## INSTRUCTIONS TO FOLLOW
In the listing below, find every line containing "bird" and copy it out.

═════ RECORD EXTRACTS ═════

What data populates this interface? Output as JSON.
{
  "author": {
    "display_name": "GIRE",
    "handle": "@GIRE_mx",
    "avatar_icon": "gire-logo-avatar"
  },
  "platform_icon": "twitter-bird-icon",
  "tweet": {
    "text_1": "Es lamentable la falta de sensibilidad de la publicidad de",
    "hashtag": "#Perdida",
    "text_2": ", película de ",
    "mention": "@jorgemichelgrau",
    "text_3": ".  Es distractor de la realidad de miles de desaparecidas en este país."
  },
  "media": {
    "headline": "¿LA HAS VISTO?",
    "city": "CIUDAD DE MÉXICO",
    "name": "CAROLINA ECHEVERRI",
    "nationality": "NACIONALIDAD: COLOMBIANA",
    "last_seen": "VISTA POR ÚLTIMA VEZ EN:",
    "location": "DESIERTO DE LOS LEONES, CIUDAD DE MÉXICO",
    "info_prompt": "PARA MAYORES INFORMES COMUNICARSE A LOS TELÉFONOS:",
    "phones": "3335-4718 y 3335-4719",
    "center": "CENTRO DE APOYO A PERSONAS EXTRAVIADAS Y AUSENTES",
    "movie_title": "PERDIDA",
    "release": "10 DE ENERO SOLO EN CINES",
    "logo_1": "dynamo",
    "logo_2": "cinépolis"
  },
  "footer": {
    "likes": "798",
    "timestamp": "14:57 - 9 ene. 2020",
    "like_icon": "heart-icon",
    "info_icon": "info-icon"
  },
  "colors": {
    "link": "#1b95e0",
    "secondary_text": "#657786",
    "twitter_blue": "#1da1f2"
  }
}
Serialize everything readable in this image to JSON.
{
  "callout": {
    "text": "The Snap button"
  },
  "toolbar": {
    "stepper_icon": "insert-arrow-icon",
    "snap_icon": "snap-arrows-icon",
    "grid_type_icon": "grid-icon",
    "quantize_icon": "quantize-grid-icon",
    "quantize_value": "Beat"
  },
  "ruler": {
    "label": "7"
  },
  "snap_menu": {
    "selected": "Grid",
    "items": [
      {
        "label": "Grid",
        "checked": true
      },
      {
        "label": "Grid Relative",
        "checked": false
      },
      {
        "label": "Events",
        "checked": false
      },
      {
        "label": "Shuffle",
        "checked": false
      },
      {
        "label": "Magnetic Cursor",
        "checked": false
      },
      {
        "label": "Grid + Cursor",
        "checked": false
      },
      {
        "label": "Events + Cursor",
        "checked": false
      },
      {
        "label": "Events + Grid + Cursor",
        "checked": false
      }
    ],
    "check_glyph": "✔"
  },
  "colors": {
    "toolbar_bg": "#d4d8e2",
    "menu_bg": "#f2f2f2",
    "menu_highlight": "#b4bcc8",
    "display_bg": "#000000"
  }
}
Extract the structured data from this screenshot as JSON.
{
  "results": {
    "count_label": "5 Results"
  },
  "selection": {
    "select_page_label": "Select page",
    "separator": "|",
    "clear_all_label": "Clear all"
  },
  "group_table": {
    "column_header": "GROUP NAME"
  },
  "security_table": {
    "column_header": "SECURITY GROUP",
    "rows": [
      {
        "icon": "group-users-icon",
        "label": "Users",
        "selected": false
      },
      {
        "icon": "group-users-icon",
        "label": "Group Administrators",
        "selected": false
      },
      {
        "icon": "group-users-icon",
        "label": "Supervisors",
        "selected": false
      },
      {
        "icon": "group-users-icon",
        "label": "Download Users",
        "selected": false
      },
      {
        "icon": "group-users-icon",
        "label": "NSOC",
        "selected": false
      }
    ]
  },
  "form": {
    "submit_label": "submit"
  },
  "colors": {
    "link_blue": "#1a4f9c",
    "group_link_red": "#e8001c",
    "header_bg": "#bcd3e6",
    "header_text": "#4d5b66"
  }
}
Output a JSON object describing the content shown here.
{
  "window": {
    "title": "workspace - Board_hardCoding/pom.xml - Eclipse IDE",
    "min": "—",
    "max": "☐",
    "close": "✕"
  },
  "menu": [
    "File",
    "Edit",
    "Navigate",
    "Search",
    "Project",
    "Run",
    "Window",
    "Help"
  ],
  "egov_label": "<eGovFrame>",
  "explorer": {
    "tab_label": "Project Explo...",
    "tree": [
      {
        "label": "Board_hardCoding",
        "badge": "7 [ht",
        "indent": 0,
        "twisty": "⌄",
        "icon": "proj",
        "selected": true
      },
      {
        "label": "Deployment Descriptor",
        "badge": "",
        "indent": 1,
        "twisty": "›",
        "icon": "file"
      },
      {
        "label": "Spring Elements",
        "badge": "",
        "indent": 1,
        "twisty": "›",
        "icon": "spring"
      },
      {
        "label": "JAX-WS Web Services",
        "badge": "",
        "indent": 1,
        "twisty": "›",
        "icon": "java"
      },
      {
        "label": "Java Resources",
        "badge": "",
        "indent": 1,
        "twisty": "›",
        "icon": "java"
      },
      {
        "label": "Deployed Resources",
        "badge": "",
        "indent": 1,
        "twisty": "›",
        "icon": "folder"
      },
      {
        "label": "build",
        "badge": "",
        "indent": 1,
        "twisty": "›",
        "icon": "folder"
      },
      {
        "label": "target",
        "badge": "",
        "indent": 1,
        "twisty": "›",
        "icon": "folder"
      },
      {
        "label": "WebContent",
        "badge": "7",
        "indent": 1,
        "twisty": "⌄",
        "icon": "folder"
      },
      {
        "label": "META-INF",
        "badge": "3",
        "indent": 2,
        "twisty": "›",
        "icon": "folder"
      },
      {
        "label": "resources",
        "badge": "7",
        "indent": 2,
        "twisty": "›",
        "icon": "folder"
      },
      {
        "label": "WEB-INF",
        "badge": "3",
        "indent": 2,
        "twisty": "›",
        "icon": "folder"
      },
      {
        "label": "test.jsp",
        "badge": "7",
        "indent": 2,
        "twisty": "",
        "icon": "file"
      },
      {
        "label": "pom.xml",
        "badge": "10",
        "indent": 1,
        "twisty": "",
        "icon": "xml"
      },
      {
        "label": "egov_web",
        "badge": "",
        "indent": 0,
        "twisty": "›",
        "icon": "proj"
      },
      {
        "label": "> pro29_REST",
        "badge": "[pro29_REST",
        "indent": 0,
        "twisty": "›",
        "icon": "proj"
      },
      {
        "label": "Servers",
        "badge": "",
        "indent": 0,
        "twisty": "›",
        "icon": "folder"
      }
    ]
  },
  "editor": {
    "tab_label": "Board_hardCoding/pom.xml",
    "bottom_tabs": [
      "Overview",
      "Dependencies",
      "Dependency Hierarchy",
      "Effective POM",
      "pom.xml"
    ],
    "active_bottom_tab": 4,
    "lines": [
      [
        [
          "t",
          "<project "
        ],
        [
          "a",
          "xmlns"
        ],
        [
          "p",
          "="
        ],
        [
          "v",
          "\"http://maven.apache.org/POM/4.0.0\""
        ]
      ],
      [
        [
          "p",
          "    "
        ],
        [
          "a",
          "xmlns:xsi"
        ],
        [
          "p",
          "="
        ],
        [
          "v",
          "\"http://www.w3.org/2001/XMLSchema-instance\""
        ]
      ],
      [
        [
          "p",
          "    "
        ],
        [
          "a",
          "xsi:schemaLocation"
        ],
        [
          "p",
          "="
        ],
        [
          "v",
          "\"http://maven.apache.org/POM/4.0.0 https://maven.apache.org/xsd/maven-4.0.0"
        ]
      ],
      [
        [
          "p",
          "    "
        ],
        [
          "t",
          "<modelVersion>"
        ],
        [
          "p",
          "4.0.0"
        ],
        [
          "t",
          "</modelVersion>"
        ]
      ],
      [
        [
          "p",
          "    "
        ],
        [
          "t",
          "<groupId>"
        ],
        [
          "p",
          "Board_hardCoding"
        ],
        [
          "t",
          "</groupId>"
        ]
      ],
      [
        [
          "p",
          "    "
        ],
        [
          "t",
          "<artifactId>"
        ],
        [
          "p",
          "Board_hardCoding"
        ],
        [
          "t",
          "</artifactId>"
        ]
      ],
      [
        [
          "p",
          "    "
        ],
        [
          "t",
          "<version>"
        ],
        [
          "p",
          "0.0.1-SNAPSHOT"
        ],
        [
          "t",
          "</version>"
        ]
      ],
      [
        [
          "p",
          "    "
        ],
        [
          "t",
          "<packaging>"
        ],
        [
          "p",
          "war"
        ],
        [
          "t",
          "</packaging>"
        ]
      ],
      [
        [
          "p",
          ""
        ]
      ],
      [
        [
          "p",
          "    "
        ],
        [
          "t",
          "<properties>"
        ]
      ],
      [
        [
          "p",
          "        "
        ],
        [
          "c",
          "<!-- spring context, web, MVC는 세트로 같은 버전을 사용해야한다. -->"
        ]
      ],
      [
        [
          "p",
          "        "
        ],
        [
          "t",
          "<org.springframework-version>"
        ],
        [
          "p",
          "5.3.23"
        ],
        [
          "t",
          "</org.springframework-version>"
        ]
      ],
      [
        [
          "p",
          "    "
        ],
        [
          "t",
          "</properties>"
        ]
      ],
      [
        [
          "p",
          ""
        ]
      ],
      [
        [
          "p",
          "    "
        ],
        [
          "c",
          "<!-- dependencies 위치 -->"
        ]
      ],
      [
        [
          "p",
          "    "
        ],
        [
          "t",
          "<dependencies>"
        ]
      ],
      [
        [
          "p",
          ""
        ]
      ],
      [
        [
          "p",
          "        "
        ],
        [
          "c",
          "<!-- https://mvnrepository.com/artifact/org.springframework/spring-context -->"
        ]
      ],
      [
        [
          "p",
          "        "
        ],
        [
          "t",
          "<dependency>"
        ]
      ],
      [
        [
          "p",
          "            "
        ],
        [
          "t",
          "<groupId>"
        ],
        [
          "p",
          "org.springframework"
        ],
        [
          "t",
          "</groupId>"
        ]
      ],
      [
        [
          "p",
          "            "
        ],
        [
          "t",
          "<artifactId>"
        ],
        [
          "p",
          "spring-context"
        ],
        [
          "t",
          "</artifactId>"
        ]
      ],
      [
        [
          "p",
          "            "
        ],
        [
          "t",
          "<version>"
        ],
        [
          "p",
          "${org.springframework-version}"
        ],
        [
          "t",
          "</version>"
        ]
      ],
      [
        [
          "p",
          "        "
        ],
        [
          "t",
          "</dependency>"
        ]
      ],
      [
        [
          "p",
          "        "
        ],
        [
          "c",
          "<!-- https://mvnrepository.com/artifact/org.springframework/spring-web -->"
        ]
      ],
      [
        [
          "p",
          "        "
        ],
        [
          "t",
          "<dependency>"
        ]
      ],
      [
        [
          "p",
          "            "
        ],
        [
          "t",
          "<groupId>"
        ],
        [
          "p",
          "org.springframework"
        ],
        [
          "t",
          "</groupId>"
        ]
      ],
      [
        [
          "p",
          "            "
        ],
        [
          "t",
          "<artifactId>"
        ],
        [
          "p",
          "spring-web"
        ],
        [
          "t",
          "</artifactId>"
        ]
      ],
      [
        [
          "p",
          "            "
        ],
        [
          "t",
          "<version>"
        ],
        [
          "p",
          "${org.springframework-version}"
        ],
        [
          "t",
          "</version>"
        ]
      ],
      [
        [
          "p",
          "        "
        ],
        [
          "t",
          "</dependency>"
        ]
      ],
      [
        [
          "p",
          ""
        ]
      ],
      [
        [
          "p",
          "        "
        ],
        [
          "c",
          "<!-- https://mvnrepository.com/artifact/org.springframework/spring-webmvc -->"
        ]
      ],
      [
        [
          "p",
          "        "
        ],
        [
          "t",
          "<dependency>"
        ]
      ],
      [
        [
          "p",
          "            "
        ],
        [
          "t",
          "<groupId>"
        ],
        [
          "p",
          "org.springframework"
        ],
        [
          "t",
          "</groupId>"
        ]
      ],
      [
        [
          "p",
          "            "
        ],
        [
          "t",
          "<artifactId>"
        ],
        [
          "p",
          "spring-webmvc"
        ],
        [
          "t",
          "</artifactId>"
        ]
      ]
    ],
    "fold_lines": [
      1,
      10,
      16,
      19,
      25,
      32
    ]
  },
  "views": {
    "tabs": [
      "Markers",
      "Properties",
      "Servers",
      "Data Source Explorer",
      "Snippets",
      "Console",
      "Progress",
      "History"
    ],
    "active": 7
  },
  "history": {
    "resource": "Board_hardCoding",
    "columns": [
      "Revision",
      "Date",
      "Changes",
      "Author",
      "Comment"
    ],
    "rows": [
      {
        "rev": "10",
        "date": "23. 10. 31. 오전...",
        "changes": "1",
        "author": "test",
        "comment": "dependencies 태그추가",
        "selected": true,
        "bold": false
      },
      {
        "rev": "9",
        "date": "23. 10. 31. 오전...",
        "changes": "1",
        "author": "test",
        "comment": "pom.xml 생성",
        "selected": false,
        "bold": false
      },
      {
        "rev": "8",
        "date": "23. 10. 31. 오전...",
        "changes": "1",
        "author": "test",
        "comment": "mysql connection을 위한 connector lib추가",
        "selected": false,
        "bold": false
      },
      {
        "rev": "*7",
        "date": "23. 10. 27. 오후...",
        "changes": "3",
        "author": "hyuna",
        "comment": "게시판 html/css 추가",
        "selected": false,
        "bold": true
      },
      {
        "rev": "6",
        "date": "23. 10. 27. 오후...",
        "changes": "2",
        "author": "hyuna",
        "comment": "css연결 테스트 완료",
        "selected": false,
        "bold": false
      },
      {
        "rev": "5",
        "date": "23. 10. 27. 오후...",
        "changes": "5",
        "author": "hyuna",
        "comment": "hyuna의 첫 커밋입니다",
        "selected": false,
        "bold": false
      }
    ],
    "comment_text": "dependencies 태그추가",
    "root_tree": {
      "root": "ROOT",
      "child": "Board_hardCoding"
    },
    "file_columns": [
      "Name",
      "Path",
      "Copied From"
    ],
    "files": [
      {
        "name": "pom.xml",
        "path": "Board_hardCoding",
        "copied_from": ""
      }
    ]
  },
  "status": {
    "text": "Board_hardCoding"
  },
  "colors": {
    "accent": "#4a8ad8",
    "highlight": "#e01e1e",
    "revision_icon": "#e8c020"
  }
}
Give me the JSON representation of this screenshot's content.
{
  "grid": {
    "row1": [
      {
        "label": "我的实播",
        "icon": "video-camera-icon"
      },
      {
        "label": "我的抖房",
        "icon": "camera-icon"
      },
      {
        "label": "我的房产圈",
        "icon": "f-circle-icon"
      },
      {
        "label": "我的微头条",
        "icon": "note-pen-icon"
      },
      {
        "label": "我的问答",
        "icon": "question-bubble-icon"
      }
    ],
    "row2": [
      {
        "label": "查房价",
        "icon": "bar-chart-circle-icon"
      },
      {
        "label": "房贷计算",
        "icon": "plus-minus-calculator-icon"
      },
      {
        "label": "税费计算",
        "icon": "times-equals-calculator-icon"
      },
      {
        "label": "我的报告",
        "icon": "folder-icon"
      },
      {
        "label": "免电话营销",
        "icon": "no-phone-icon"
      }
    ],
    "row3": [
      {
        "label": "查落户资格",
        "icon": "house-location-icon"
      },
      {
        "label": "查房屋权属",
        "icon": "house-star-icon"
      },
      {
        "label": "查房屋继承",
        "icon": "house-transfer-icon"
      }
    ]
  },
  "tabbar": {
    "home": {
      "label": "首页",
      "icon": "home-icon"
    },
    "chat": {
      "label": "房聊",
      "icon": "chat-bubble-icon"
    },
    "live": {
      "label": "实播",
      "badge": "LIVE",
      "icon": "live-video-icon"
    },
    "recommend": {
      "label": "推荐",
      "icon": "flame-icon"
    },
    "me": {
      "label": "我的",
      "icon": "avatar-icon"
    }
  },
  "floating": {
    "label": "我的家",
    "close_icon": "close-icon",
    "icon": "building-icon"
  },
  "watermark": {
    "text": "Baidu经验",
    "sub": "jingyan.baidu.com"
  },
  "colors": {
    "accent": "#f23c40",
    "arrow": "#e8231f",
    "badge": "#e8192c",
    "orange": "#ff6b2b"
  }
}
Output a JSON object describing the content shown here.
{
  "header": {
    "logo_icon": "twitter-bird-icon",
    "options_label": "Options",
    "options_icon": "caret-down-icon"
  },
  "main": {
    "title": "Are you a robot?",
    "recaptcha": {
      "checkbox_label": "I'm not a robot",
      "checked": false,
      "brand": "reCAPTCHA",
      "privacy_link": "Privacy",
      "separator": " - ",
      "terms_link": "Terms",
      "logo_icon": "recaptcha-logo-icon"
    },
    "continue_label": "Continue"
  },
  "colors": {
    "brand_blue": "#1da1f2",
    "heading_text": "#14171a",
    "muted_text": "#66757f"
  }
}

═════

## ANSWER TO THE TASK
  "platform_icon": "twitter-bird-icon",
    "logo_icon": "twitter-bird-icon",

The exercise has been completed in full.